> **WHAT IS REQUIRED**
Go through the records below line by line, counting those that contain the word "JSON"; answer with the count only.
* START RAW RECORDS *
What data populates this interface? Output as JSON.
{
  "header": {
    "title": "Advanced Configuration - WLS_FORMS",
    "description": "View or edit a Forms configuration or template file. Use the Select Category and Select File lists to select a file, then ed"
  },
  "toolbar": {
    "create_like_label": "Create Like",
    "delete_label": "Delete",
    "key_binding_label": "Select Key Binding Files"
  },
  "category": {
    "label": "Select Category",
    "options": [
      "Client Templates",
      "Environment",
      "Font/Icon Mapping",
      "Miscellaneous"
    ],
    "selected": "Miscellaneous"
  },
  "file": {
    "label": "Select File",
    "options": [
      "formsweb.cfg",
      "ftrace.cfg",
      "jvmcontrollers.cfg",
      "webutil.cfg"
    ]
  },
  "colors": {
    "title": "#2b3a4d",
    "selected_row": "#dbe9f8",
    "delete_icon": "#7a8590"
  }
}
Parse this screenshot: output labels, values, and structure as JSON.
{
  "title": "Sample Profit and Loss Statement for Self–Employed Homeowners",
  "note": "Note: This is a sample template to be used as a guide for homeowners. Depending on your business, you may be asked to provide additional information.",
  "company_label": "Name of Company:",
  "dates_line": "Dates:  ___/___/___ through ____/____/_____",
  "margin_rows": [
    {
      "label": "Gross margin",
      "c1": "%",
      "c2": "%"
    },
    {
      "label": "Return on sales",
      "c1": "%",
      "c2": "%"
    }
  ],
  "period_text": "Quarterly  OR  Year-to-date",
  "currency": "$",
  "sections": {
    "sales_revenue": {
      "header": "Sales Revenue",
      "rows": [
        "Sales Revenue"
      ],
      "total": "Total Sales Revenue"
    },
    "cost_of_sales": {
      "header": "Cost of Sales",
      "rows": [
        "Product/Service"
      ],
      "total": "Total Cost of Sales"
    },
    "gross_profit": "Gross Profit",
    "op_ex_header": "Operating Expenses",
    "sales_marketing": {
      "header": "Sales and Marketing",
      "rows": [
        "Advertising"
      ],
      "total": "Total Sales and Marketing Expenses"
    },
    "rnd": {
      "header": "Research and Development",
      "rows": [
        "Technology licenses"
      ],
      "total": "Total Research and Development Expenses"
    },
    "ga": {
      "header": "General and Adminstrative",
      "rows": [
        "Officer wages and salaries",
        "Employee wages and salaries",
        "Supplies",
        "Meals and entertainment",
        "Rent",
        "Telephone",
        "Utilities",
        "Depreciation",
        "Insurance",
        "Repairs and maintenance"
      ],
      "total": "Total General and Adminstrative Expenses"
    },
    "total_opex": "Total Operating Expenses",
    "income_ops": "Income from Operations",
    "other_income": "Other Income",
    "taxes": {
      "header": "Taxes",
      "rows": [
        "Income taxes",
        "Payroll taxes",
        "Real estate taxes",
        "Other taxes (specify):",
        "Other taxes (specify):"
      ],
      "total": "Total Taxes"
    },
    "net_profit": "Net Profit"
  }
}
* END RAW RECORDS *
> **EXPECTED ANSWER**
2